---------- SOURCE DOCUMENT ----------

Location: Georgia native in McKinney, TX
8,057 posts, read 12,853,346 times
Reputation: 6323
Quote:
Originally Posted by sedimenjerry View Post
Don't know about Staten Island but for some other areas I can think of, a lot of em are also the wealthier if not the wealthiest areas in the city or metro. Dallas has a lot of houses like Buckhead in and around Highland Park to the northside. Houston has the Memorial Drive corridor. Baltimore has an area like this near John Hopkins. Even Lancaster, PA has a pretty dense downtown area with a wealthier and less dense area adjacent to the western edges of downtown. Philly has a lot of wealthy and less dense suburbs on or near the Main Line like Narbeth, Ardmore, Bryn Mawr, and Villanova. The actual town centers are somewhat dense but you turn off and you see these large estates. Drove through there last week and it felt similar to Buckhead. Some of these areas aren't actually in the city limits but the distance to downtown is about the same.
The difference in Dallas' tony district and Atlanta's: You don't have the number of multi-acred estates in Dallas as Atlanta. Some of it is the topography.... flatter means more density.... but Highland Park, Preston Hollow and other wealthy enclaves are denser than Buckhead west of Roswell Road up into Sandy Springs. There are some houses on acreage, not saying that at all, but just not near to the amount that you find in this comparatively similar section of Atlanta.

---------- DATASET RECORDS ----------

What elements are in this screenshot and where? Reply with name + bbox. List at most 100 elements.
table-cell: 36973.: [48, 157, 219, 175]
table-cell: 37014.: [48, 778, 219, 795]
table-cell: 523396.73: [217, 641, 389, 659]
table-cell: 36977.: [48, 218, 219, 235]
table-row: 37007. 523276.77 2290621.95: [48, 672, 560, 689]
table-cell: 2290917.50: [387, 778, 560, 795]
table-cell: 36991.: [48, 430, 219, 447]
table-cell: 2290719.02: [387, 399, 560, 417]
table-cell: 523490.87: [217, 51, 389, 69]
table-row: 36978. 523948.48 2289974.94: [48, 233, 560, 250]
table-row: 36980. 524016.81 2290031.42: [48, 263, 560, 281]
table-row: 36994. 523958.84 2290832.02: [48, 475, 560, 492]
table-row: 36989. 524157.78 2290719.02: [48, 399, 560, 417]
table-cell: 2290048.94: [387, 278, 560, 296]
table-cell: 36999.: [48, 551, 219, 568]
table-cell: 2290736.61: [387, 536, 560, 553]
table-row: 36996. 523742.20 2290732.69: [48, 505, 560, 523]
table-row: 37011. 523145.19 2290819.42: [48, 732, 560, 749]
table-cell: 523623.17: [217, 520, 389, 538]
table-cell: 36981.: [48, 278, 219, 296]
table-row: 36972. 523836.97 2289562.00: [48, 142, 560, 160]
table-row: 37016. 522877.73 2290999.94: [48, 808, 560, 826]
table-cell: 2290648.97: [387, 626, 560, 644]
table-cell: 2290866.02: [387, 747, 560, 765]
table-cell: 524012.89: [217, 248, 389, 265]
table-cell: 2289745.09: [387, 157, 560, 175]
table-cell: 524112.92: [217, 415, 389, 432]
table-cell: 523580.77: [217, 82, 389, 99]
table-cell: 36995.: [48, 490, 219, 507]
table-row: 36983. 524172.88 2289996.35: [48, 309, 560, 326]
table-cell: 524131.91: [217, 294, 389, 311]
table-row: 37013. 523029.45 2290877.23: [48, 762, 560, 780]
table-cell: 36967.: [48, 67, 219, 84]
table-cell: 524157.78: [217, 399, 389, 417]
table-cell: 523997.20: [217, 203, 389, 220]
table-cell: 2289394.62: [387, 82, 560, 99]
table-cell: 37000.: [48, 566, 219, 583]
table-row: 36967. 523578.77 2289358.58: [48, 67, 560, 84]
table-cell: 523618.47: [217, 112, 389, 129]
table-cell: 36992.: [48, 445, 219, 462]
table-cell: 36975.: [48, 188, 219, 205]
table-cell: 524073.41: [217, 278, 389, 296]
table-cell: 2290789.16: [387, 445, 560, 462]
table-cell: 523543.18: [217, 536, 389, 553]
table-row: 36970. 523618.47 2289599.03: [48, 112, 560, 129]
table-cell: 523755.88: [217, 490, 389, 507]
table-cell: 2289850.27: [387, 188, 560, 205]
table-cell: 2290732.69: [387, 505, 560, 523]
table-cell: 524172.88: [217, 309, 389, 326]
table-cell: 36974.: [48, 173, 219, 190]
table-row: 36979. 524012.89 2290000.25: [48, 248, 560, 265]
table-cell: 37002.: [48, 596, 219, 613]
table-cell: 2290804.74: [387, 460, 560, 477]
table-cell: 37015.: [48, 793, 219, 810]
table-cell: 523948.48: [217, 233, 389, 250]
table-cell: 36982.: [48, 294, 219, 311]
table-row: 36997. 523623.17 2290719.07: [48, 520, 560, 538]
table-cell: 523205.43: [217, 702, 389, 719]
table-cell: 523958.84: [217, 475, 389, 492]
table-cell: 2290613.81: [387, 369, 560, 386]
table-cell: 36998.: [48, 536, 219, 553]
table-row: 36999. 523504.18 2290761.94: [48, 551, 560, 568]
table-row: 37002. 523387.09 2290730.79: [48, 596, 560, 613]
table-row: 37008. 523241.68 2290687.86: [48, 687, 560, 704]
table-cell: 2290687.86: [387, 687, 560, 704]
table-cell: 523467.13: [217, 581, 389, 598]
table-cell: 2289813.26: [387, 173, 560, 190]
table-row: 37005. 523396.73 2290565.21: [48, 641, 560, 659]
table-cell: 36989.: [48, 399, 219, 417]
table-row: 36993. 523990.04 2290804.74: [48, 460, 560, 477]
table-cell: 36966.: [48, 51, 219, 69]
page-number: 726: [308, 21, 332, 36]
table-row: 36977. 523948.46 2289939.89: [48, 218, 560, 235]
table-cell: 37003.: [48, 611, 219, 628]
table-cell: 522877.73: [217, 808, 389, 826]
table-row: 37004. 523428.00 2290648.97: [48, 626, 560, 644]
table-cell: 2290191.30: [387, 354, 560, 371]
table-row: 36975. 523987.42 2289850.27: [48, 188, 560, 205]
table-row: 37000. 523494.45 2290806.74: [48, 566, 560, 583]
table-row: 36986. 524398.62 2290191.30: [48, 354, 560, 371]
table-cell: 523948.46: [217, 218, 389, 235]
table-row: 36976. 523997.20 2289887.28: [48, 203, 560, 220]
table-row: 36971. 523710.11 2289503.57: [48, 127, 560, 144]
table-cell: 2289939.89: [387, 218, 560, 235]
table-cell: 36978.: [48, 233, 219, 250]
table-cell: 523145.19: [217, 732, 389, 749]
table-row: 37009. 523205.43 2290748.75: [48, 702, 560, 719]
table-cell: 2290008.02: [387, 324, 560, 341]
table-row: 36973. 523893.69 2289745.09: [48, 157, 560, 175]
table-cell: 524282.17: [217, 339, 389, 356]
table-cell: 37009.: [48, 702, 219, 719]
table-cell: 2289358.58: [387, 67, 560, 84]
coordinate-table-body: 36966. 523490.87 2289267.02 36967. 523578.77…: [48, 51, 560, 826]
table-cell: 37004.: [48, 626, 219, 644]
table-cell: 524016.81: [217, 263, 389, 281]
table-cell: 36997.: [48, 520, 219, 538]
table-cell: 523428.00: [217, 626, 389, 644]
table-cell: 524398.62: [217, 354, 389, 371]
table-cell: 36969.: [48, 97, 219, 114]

----------

## GOAL:
In the forum post about wealthy, less dense neighborhoods, which Houston area is named?

## RESULT FOR THIS EXERCISE:
The Memorial Drive corridor.